> _AVAILABLE DATA_
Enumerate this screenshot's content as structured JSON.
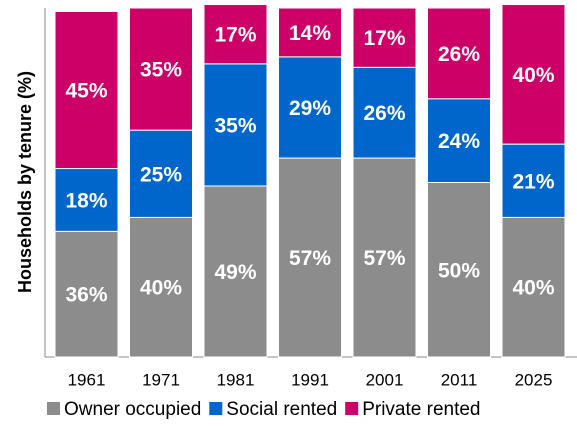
{
  "chart_data": {
    "type": "stacked-bar",
    "y_label": "Households by tenure (%)",
    "categories": [
      "1961",
      "1971",
      "1981",
      "1991",
      "2001",
      "2011",
      "2025"
    ],
    "series": [
      {
        "name": "Owner occupied",
        "color": "#8c8c8c",
        "values": [
          36,
          40,
          49,
          57,
          57,
          50,
          40
        ],
        "value_labels": [
          "36%",
          "40%",
          "49%",
          "57%",
          "57%",
          "50%",
          "40%"
        ]
      },
      {
        "name": "Social rented",
        "color": "#0066cc",
        "values": [
          18,
          25,
          35,
          29,
          26,
          24,
          21
        ],
        "value_labels": [
          "18%",
          "25%",
          "35%",
          "29%",
          "26%",
          "24%",
          "21%"
        ]
      },
      {
        "name": "Private rented",
        "color": "#cc0066",
        "values": [
          45,
          35,
          17,
          14,
          17,
          26,
          40
        ],
        "value_labels": [
          "45%",
          "35%",
          "17%",
          "14%",
          "17%",
          "26%",
          "40%"
        ]
      }
    ],
    "ylim": [
      0,
      100
    ],
    "legend": "bottom"
  }
}
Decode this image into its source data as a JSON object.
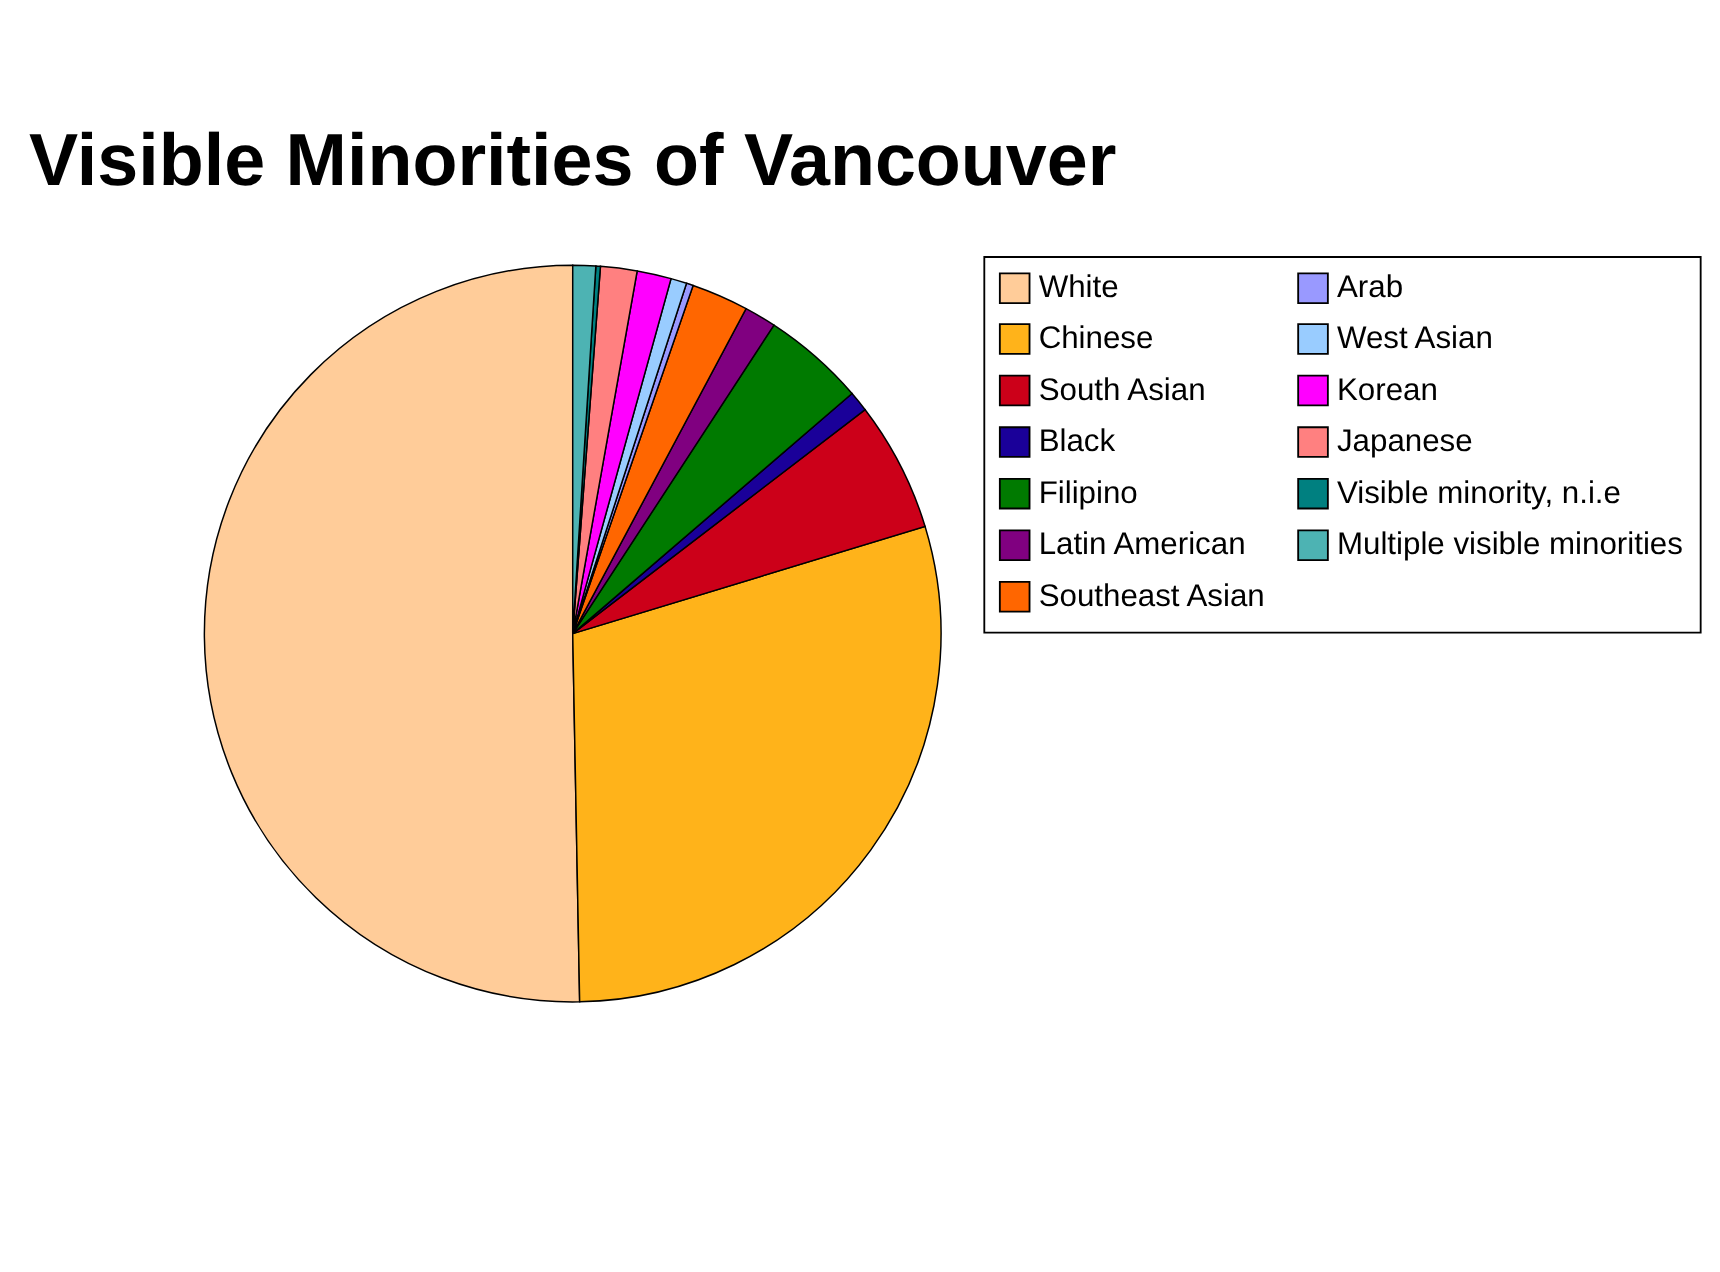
{
  "chart_data": {
    "type": "pie",
    "title": "Visible Minorities of Vancouver",
    "categories": [
      "White",
      "Chinese",
      "South Asian",
      "Black",
      "Filipino",
      "Latin American",
      "Southeast Asian",
      "Arab",
      "West Asian",
      "Korean",
      "Japanese",
      "Visible minority, n.i.e",
      "Multiple visible minorities"
    ],
    "values": [
      50.3,
      29.4,
      5.7,
      0.9,
      4.5,
      1.4,
      2.5,
      0.3,
      0.7,
      1.5,
      1.6,
      0.2,
      1.0
    ],
    "colors": [
      "#ffcc99",
      "#ffb31a",
      "#cc0019",
      "#1a0099",
      "#007a00",
      "#800080",
      "#ff6600",
      "#9999ff",
      "#99ccff",
      "#ff00ff",
      "#ff8080",
      "#008080",
      "#4db3b3"
    ],
    "legend": "right"
  }
}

> _GOAL_
Repeat all of the data above word for word, minus the pictures.

> _RESPONSE TO THIS TASK_
Enumerate this screenshot's content as structured JSON.
{
  "chart_data": {
    "type": "stacked-bar",
    "y_label": "Households by tenure (%)",
    "categories": [
      "1961",
      "1971",
      "1981",
      "1991",
      "2001",
      "2011",
      "2025"
    ],
    "series": [
      {
        "name": "Owner occupied",
        "color": "#8c8c8c",
        "values": [
          36,
          40,
          49,
          57,
          57,
          50,
          40
        ],
        "value_labels": [
          "36%",
          "40%",
          "49%",
          "57%",
          "57%",
          "50%",
          "40%"
        ]
      },
      {
        "name": "Social rented",
        "color": "#0066cc",
        "values": [
          18,
          25,
          35,
          29,
          26,
          24,
          21
        ],
        "value_labels": [
          "18%",
          "25%",
          "35%",
          "29%",
          "26%",
          "24%",
          "21%"
        ]
      },
      {
        "name": "Private rented",
        "color": "#cc0066",
        "values": [
          45,
          35,
          17,
          14,
          17,
          26,
          40
        ],
        "value_labels": [
          "45%",
          "35%",
          "17%",
          "14%",
          "17%",
          "26%",
          "40%"
        ]
      }
    ],
    "ylim": [
      0,
      100
    ],
    "legend": "bottom"
  }
}
Decode this image into its source data as a JSON object.
{
  "chart_data": {
    "type": "pie",
    "title": "Visible Minorities of Vancouver",
    "categories": [
      "White",
      "Chinese",
      "South Asian",
      "Black",
      "Filipino",
      "Latin American",
      "Southeast Asian",
      "Arab",
      "West Asian",
      "Korean",
      "Japanese",
      "Visible minority, n.i.e",
      "Multiple visible minorities"
    ],
    "values": [
      50.3,
      29.4,
      5.7,
      0.9,
      4.5,
      1.4,
      2.5,
      0.3,
      0.7,
      1.5,
      1.6,
      0.2,
      1.0
    ],
    "colors": [
      "#ffcc99",
      "#ffb31a",
      "#cc0019",
      "#1a0099",
      "#007a00",
      "#800080",
      "#ff6600",
      "#9999ff",
      "#99ccff",
      "#ff00ff",
      "#ff8080",
      "#008080",
      "#4db3b3"
    ],
    "legend": "right"
  }
}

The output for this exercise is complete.